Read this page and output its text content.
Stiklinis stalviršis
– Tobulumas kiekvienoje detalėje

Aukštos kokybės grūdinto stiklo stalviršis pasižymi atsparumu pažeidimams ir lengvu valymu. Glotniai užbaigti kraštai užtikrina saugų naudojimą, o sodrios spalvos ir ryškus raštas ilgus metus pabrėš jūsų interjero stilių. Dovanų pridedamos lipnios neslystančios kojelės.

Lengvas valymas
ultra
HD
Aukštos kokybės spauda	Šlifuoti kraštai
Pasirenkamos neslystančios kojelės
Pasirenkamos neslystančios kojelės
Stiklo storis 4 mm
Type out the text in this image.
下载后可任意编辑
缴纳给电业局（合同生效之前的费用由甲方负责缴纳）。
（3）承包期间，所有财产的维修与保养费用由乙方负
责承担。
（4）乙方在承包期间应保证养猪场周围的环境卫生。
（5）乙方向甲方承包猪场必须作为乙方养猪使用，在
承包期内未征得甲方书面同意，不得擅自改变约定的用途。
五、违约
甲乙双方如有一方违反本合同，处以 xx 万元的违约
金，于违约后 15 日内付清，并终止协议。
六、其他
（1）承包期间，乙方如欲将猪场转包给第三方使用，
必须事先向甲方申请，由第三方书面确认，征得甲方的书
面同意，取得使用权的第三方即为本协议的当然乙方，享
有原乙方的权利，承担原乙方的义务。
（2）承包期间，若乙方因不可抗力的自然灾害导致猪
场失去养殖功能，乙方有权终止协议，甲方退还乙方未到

────────────────

### [Task to carry out]
Indicate how many lines of the material contain the string "this", giving the number and nothing more.

### [Right answer]
2